**** INFORMATION GIVEN

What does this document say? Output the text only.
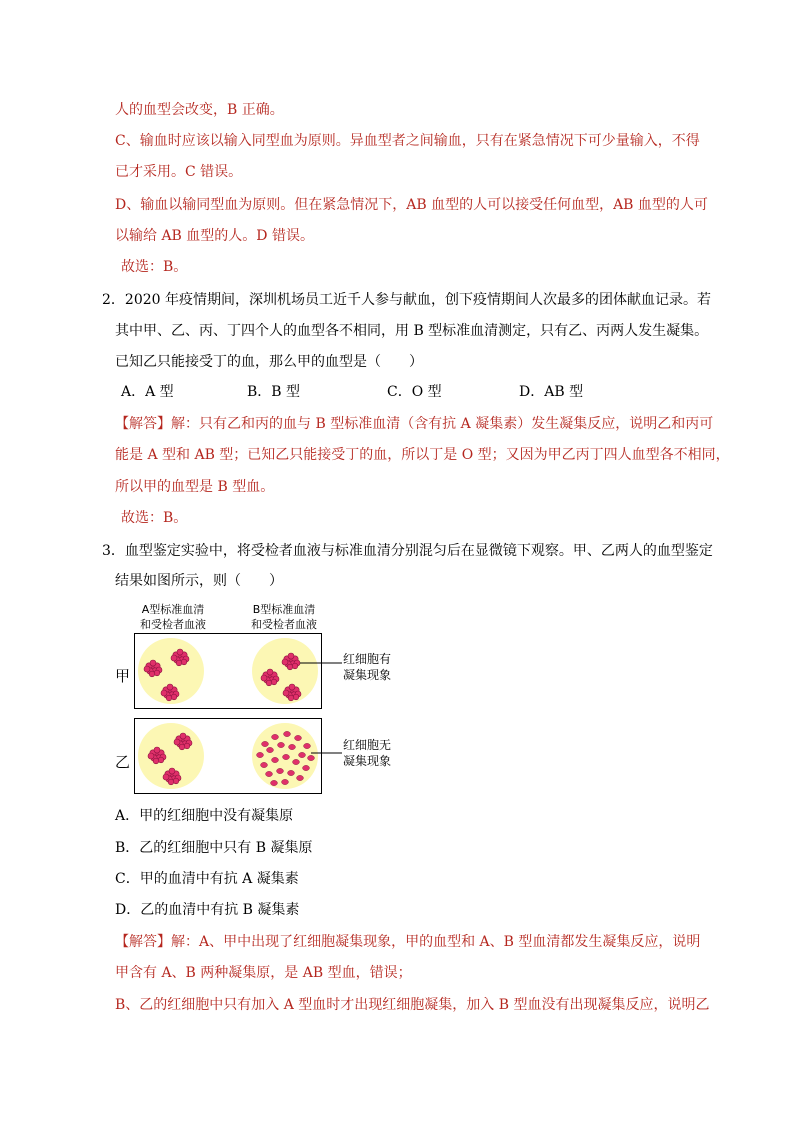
人的血型会改变，B 正确。
C、输血时应该以输入同型血为原则。异血型者之间输血，只有在紧急情况下可少量输入，不得
已才采用。C 错误。
D、输血以输同型血为原则。但在紧急情况下，AB 血型的人可以接受任何血型，AB 血型的人可
以输给 AB 血型的人。D 错误。
故选：B。
2．2020 年疫情期间，深圳机场员工近千人参与献血，创下疫情期间人次最多的团体献血记录。若
其中甲、乙、丙、丁四个人的血型各不相同，用 B 型标准血清测定，只有乙、丙两人发生凝集。
已知乙只能接受丁的血，那么甲的血型是（　　）
A．A 型	B．B 型	C．O 型	D．AB 型
【解答】解：只有乙和丙的血与 B 型标准血清（含有抗 A 凝集素）发生凝集反应，说明乙和丙可
能是 A 型和 AB 型；已知乙只能接受丁的血，所以丁是 O 型；又因为甲乙丙丁四人血型各不相同，
所以甲的血型是 B 型血。
故选：B。
3．血型鉴定实验中，将受检者血液与标准血清分别混匀后在显微镜下观察。甲、乙两人的血型鉴定
结果如图所示，则（　　）
A型标准血清
和受检者血液
B型标准血清
和受检者血液
甲
乙
红细胞有
凝集现象
红细胞无
凝集现象
A．甲的红细胞中没有凝集原
B．乙的红细胞中只有 B 凝集原
C．甲的血清中有抗 A 凝集素
D．乙的血清中有抗 B 凝集素
【解答】解：A、甲中出现了红细胞凝集现象，甲的血型和 A、B 型血清都发生凝集反应，说明
甲含有 A、B 两种凝集原，是 AB 型血，错误；
B、乙的红细胞中只有加入 A 型血时才出现红细胞凝集，加入 B 型血没有出现凝集反应，说明乙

********

■ TASK BRIEF:
Copy the listing word for word, excluding its pictures.

■ ANSWER TO THIS PROBLEM:
What does this document say? Output the text only.
人的血型会改变，B 正确。
C、输血时应该以输入同型血为原则。异血型者之间输血，只有在紧急情况下可少量输入，不得
已才采用。C 错误。
D、输血以输同型血为原则。但在紧急情况下，AB 血型的人可以接受任何血型，AB 血型的人可
以输给 AB 血型的人。D 错误。
故选：B。
2．2020 年疫情期间，深圳机场员工近千人参与献血，创下疫情期间人次最多的团体献血记录。若
其中甲、乙、丙、丁四个人的血型各不相同，用 B 型标准血清测定，只有乙、丙两人发生凝集。
已知乙只能接受丁的血，那么甲的血型是（　　）
A．A 型	B．B 型	C．O 型	D．AB 型
【解答】解：只有乙和丙的血与 B 型标准血清（含有抗 A 凝集素）发生凝集反应，说明乙和丙可
能是 A 型和 AB 型；已知乙只能接受丁的血，所以丁是 O 型；又因为甲乙丙丁四人血型各不相同，
所以甲的血型是 B 型血。
故选：B。
3．血型鉴定实验中，将受检者血液与标准血清分别混匀后在显微镜下观察。甲、乙两人的血型鉴定
结果如图所示，则（　　）
A型标准血清
和受检者血液
B型标准血清
和受检者血液
甲
乙
红细胞有
凝集现象
红细胞无
凝集现象
A．甲的红细胞中没有凝集原
B．乙的红细胞中只有 B 凝集原
C．甲的血清中有抗 A 凝集素
D．乙的血清中有抗 B 凝集素
【解答】解：A、甲中出现了红细胞凝集现象，甲的血型和 A、B 型血清都发生凝集反应，说明
甲含有 A、B 两种凝集原，是 AB 型血，错误；
B、乙的红细胞中只有加入 A 型血时才出现红细胞凝集，加入 B 型血没有出现凝集反应，说明乙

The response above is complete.